* The problem
Go through the entries below and retype them exactly, omitting each picture.
■ ■ ■ ■ ■
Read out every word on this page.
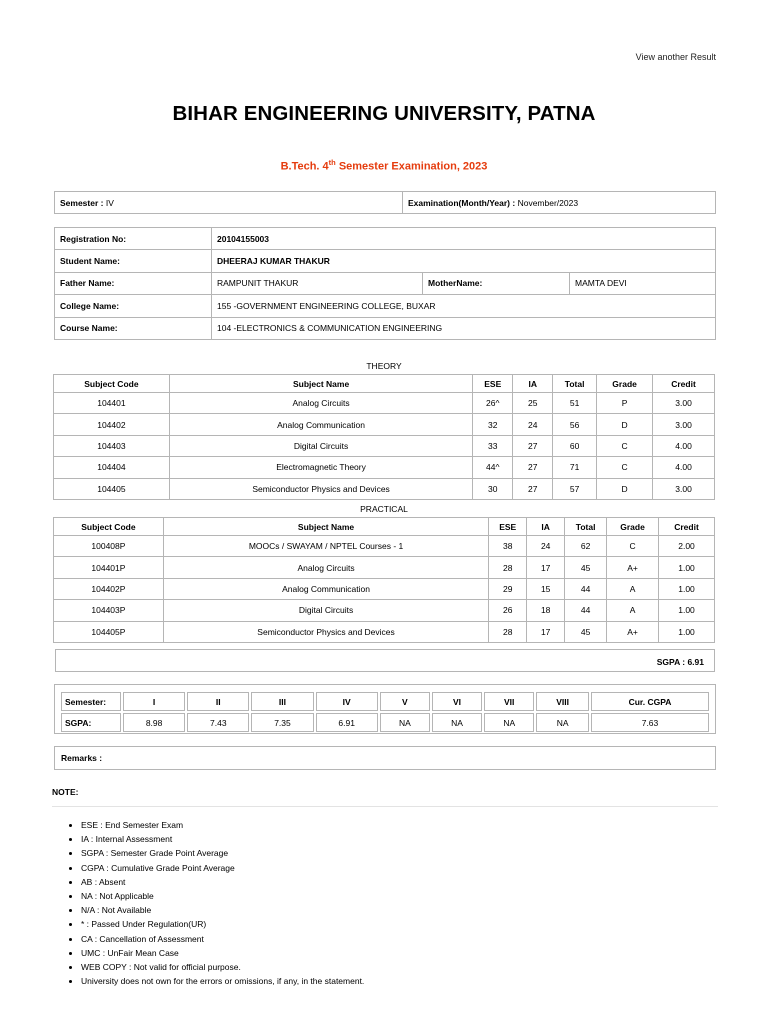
View another Result
BIHAR ENGINEERING UNIVERSITY, PATNA
B.Tech. 4th Semester Examination, 2023
Semester : IV	Examination(Month/Year) : November/2023
Registration No:	20104155003		
Student Name:	DHEERAJ KUMAR THAKUR		
Father Name:	RAMPUNIT THAKUR	MotherName:	MAMTA DEVI
College Name:	155 -GOVERNMENT ENGINEERING COLLEGE, BUXAR		
Course Name:	104 -ELECTRONICS & COMMUNICATION ENGINEERING		
THEORY
Subject Code	Subject Name	ESE	IA	Total	Grade	Credit
104401	Analog Circuits	26^	25	51	P	3.00
104402	Analog Communication	32	24	56	D	3.00
104403	Digital Circuits	33	27	60	C	4.00
104404	Electromagnetic Theory	44^	27	71	C	4.00
104405	Semiconductor Physics and Devices	30	27	57	D	3.00
PRACTICAL
Subject Code	Subject Name	ESE	IA	Total	Grade	Credit
100408P	MOOCs / SWAYAM / NPTEL Courses - 1	38	24	62	C	2.00
104401P	Analog Circuits	28	17	45	A+	1.00
104402P	Analog Communication	29	15	44	A	1.00
104403P	Digital Circuits	26	18	44	A	1.00
104405P	Semiconductor Physics and Devices	28	17	45	A+	1.00
SGPA : 6.91
Semester:	I	II	III	IV	V	VI	VII	VIII	Cur. CGPA
SGPA:	8.98	7.43	7.35	6.91	NA	NA	NA	NA	7.63
Remarks :
NOTE:
• ESE : End Semester Exam
• IA : Internal Assessment
• SGPA : Semester Grade Point Average
• CGPA : Cumulative Grade Point Average
• AB : Absent
• NA : Not Applicable
• N/A : Not Available
• * : Passed Under Regulation(UR)
• CA : Cancellation of Assessment
• UMC : UnFair Mean Case
• WEB COPY : Not valid for official purpose.
• University does not own for the errors or omissions, if any, in the statement.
■ ■ ■ ■ ■
* Finished answer
Read out every word on this page.
View another Result
BIHAR ENGINEERING UNIVERSITY, PATNA
B.Tech. 4th Semester Examination, 2023
Semester : IV	Examination(Month/Year) : November/2023
Registration No:	20104155003		
Student Name:	DHEERAJ KUMAR THAKUR		
Father Name:	RAMPUNIT THAKUR	MotherName:	MAMTA DEVI
College Name:	155 -GOVERNMENT ENGINEERING COLLEGE, BUXAR		
Course Name:	104 -ELECTRONICS & COMMUNICATION ENGINEERING		
THEORY
Subject Code	Subject Name	ESE	IA	Total	Grade	Credit
104401	Analog Circuits	26^	25	51	P	3.00
104402	Analog Communication	32	24	56	D	3.00
104403	Digital Circuits	33	27	60	C	4.00
104404	Electromagnetic Theory	44^	27	71	C	4.00
104405	Semiconductor Physics and Devices	30	27	57	D	3.00
PRACTICAL
Subject Code	Subject Name	ESE	IA	Total	Grade	Credit
100408P	MOOCs / SWAYAM / NPTEL Courses - 1	38	24	62	C	2.00
104401P	Analog Circuits	28	17	45	A+	1.00
104402P	Analog Communication	29	15	44	A	1.00
104403P	Digital Circuits	26	18	44	A	1.00
104405P	Semiconductor Physics and Devices	28	17	45	A+	1.00
SGPA : 6.91
Semester:	I	II	III	IV	V	VI	VII	VIII	Cur. CGPA
SGPA:	8.98	7.43	7.35	6.91	NA	NA	NA	NA	7.63
Remarks :
NOTE:
• ESE : End Semester Exam
• IA : Internal Assessment
• SGPA : Semester Grade Point Average
• CGPA : Cumulative Grade Point Average
• AB : Absent
• NA : Not Applicable
• N/A : Not Available
• * : Passed Under Regulation(UR)
• CA : Cancellation of Assessment
• UMC : UnFair Mean Case
• WEB COPY : Not valid for official purpose.
• University does not own for the errors or omissions, if any, in the statement.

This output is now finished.